▸ **Document passage**:
•••••

Britten uses the chaconne form in his Second and Third Quartets, while
Tippett's Second and Third Quartets contain fugues - the Third Quartet has no
less than three fugal movements. The history of the fugue since Beethoven,
whose fugues are the most remarkable in all music apart from Bach's, is
somewhat patchy: there are few outstanding examples of later nineteenth-century
fugues, and many are somewhat perfunctory - for example Liszt's - though there
is a splendid culmination of the nineteenth-century conception of the fugue in
the first movement of Mahler's Eighth Symphony.
In the twentieth century the Bachian fugue was revived by
neo-classical composers, but it often sounds rather artificial and
unconvincing. Tippett, on the other hand, who undertook an exhaustive study of
fugue and counterpoint with a notable teacher at the Royal College of Music,
R.O.Morris, took up the challenge of the dynamic, Beethovenian fugue and had
remarkable success with it, especially in the Third Quartet and the finale of
the First Symphony, which is modelled on the finale of the 'Hammerklavier'
Sonata. Can anything more be done with
this much used form? Contemporary composers would appear to think not, but I
have recently turned to the fugue in my Eighth String Quartet and have also
composed a series of fifteen fugues for solo violin, some of which are in four
parts - Bach does not go beyond three - and which contain some formal
experiments, such as a slow fugue with a fast coda, and some textural ones - a
pizzicato fugue, for instance, and a tremolo one which is also
palindromic. I have come to the
conclusion that there are still plenty of things to be done with this
challenging form (and it is extremely challenging as one cannot help putting
oneself in hopeless competition with Bach).

•••••

▸ **Supplied information**:
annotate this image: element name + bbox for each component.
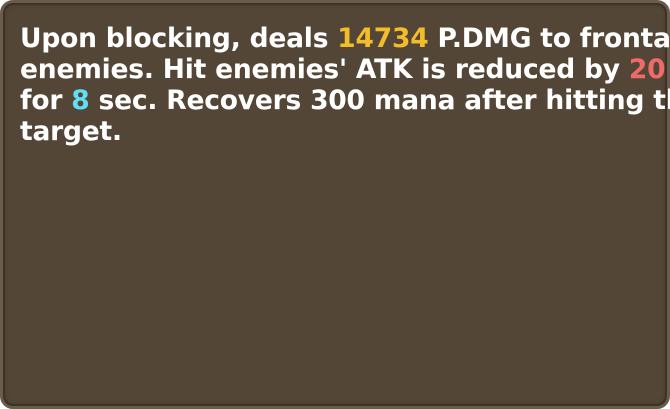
skill-tooltip-panel: Upon blocking, deals 14734 P.DMG to fron… <box>0 0 670 409</box>
percent-sign: % <box>665 54 670 85</box>
description-line-4: target. <box>20 116 650 147</box>
description-text: for <box>20 85 72 116</box>
description-line-3: for 8 sec. Recovers 300 mana after hitti… <box>20 85 670 116</box>
description-text: P.DMG to frontal <box>428 23 670 54</box>
description-line-2: enemies. Hit enemies' ATK is reduced by … <box>20 54 666 85</box>
description-text: enemies. Hit enemies' ATK is reduced by <box>20 54 629 85</box>
damage-value: 14734 <box>337 23 429 54</box>
skill-description: Upon blocking, deals 14734 P.DMG to fron… <box>20 23 670 147</box>
atk-reduction-value: 20 <box>628 54 666 85</box>
description-line-1: Upon blocking, deals 14734 P.DMG to fron… <box>20 23 670 54</box>
duration-value: 8 <box>71 85 90 116</box>
description-text: target. <box>20 116 122 147</box>
description-text: Upon blocking, deals <box>20 23 338 54</box>
description-text: sec. Recovers 300 mana after hitting the <box>89 85 670 116</box>
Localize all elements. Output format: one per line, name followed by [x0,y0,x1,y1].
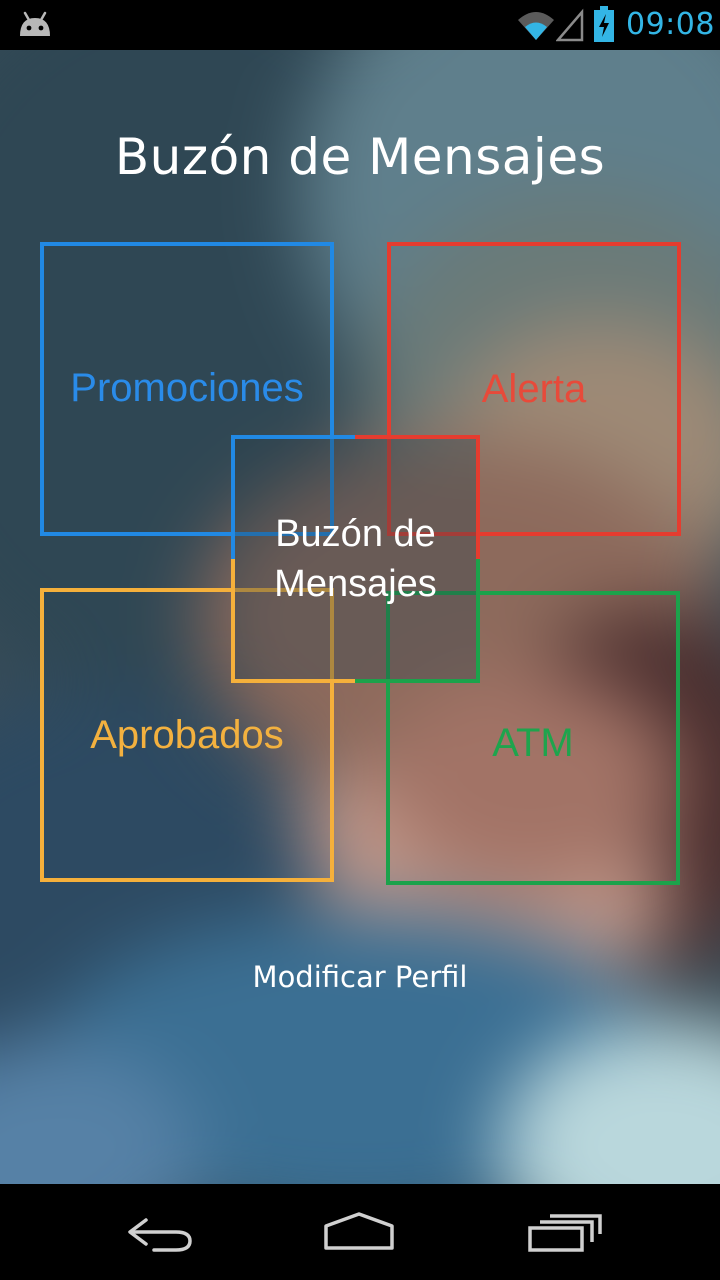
battery-charging-icon [594,6,614,42]
recents-icon[interactable] [518,1206,608,1258]
android-icon [20,11,50,36]
tile-promociones-label: Promociones [70,365,304,410]
tile-buzon-label-line1: Buzón de [275,513,436,555]
signal-icon [556,8,584,42]
tile-alerta-label: Alerta [481,366,587,411]
wifi-icon [518,12,554,40]
tile-aprobados-label: Aprobados [90,712,284,757]
page-title: Buzón de Mensajes [114,128,606,186]
center-border-segment [355,679,480,683]
tile-buzon-de-mensajes[interactable]: Buzón de Mensajes [231,435,480,683]
main-content: Buzón de Mensajes Promociones Alerta Apr… [0,50,720,1184]
tile-buzon-label: Buzón de Mensajes [274,509,437,609]
center-border-segment [476,435,480,559]
nav-bar [0,1184,720,1280]
center-border-segment [231,679,355,683]
home-icon[interactable] [314,1206,404,1258]
center-border-segment [231,435,355,439]
center-border-segment [355,435,480,439]
tile-atm-label: ATM [492,720,574,765]
status-bar: 09:08 [0,0,720,50]
tile-buzon-label-line2: Mensajes [274,563,437,605]
modify-profile-link[interactable]: Modificar Perfil [0,960,720,994]
screen: 09:08 Buzón de Mensajes Promociones Aler… [0,0,720,1280]
center-border-segment [476,559,480,683]
center-border-segment [231,559,235,683]
status-clock: 09:08 [626,7,715,42]
back-icon[interactable] [114,1206,204,1258]
center-border-segment [231,435,235,559]
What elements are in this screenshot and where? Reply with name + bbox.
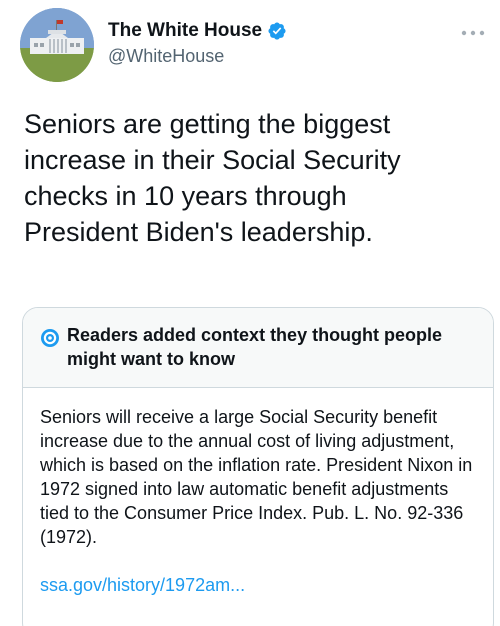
community-notes-icon — [41, 329, 59, 347]
community-note-body: Seniors will receive a large Social Secu… — [40, 407, 473, 547]
tweet-text: Seniors are getting the biggest increase… — [24, 109, 401, 247]
community-note-title: Readers added context they thought peopl… — [67, 325, 443, 369]
author-name-row: The White House — [108, 18, 287, 44]
white-house-avatar-icon — [20, 8, 94, 82]
author-info[interactable]: The White House @WhiteHouse — [108, 18, 287, 67]
community-note-link[interactable]: ssa.gov/history/1972am... — [40, 573, 245, 597]
avatar[interactable] — [20, 8, 94, 82]
author-handle[interactable]: @WhiteHouse — [108, 46, 287, 67]
more-options-icon[interactable] — [460, 28, 486, 38]
tweet: The White House @WhiteHouse Seniors are … — [0, 0, 500, 626]
author-name[interactable]: The White House — [108, 20, 262, 42]
verified-badge-icon — [268, 22, 286, 40]
community-note-card[interactable]: Readers added context they thought peopl… — [22, 307, 494, 626]
community-note-header: Readers added context they thought peopl… — [23, 308, 493, 388]
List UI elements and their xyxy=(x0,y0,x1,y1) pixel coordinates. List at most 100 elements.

•••••

▸ **Task set**:
(a) According to the passage on the fugue, why is the fugue an extremely challenging form for a composer today?
(b) In the passage on the fugue, how many fugues for solo violin does the author say they have composed?
The rows are not needed for any of the tasks.

▸ **Results by task**:
(a) It is extremely challenging because one cannot help putting oneself in hopeless competition with Bach.

(b) Fifteen.